▸ Records shown

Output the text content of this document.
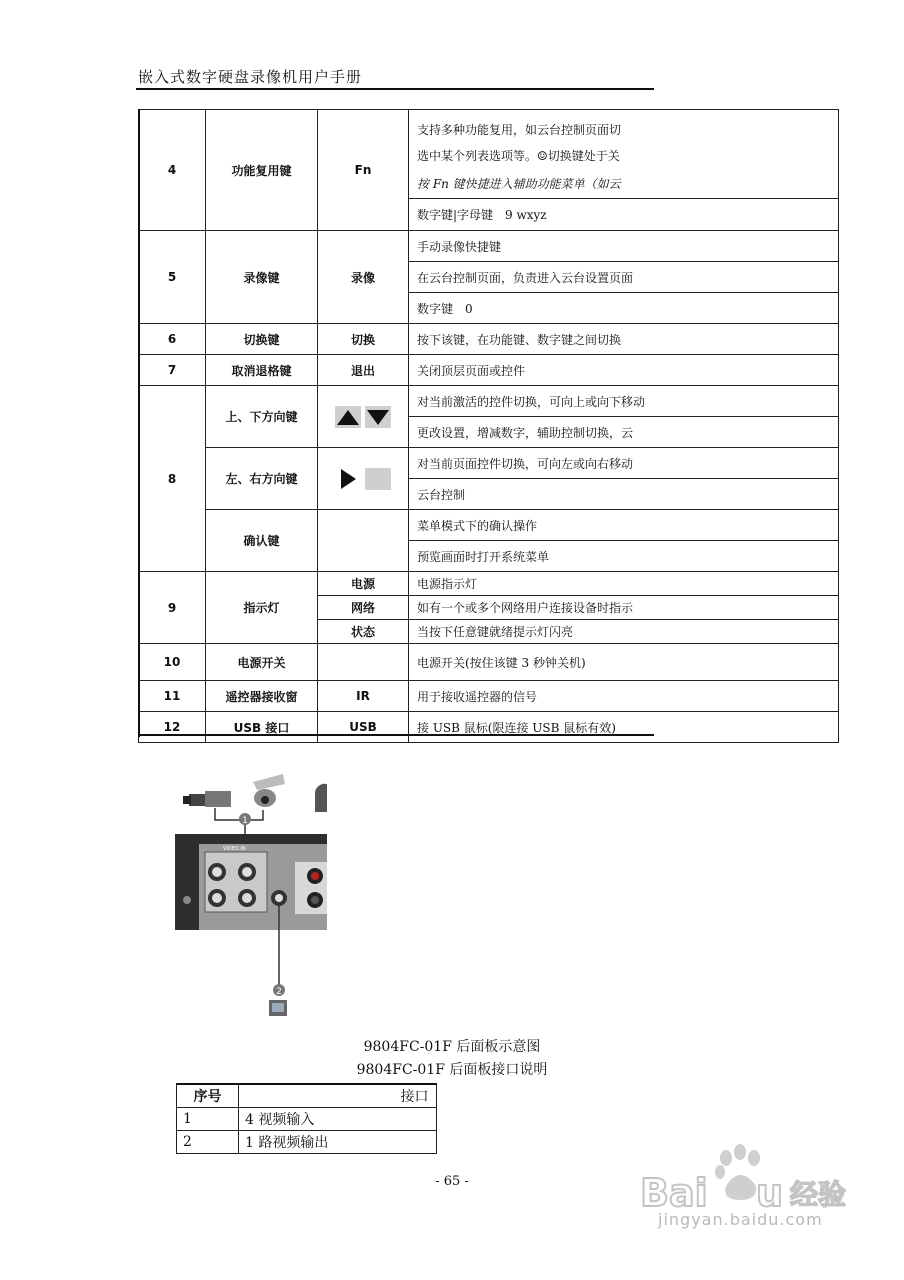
嵌入式数字硬盘录像机用户手册
4	功能复用键	Fn	支持多种功能复用，如云台控制页面切
			选中某个列表选项等。☺切换键处于关
			按 Fn 键快捷进入辅助功能菜单（如云
			数字键|字母键　9 wxyz
5	录像键	录像	手动录像快捷键
			在云台控制页面，负责进入云台设置页面
			数字键　0
6	切换键	切换	按下该键，在功能键、数字键之间切换
7	取消退格键	退出	关闭顶层页面或控件
8	上、下方向键		对当前激活的控件切换，可向上或向下移动
			更改设置，增减数字，辅助控制切换，云
	左、右方向键		对当前页面控件切换，可向左或向右移动
			云台控制
	确认键		菜单模式下的确认操作
			预览画面时打开系统菜单
9	指示灯	电源	电源指示灯
		网络	如有一个或多个网络用户连接设备时指示
		状态	当按下任意键就绪提示灯闪亮
10	电源开关		电源开关(按住该键 3 秒钟关机)
11	遥控器接收窗	IR	用于接收遥控器的信号
12	USB 接口	USB	接 USB 鼠标(限连接 USB 鼠标有效)
1
VIDEO IN
2
9804FC-01F 后面板示意图
9804FC-01F 后面板接口说明
序号	接口
1	4 视频输入
2	1 路视频输出
- 65 -	Bai u 经验
jingyan.baidu.com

▸ Exercise directions
Omit pictures; set down the rest of the material word for word.

▸ Written answer
Output the text content of this document.
嵌入式数字硬盘录像机用户手册
4	功能复用键	Fn	支持多种功能复用，如云台控制页面切
			选中某个列表选项等。☺切换键处于关
			按 Fn 键快捷进入辅助功能菜单（如云
			数字键|字母键　9 wxyz
5	录像键	录像	手动录像快捷键
			在云台控制页面，负责进入云台设置页面
			数字键　0
6	切换键	切换	按下该键，在功能键、数字键之间切换
7	取消退格键	退出	关闭顶层页面或控件
8	上、下方向键		对当前激活的控件切换，可向上或向下移动
			更改设置，增减数字，辅助控制切换，云
	左、右方向键		对当前页面控件切换，可向左或向右移动
			云台控制
	确认键		菜单模式下的确认操作
			预览画面时打开系统菜单
9	指示灯	电源	电源指示灯
		网络	如有一个或多个网络用户连接设备时指示
		状态	当按下任意键就绪提示灯闪亮
10	电源开关		电源开关(按住该键 3 秒钟关机)
11	遥控器接收窗	IR	用于接收遥控器的信号
12	USB 接口	USB	接 USB 鼠标(限连接 USB 鼠标有效)
1
VIDEO IN
2
9804FC-01F 后面板示意图
9804FC-01F 后面板接口说明
序号	接口
1	4 视频输入
2	1 路视频输出
- 65 -	Bai u 经验
jingyan.baidu.com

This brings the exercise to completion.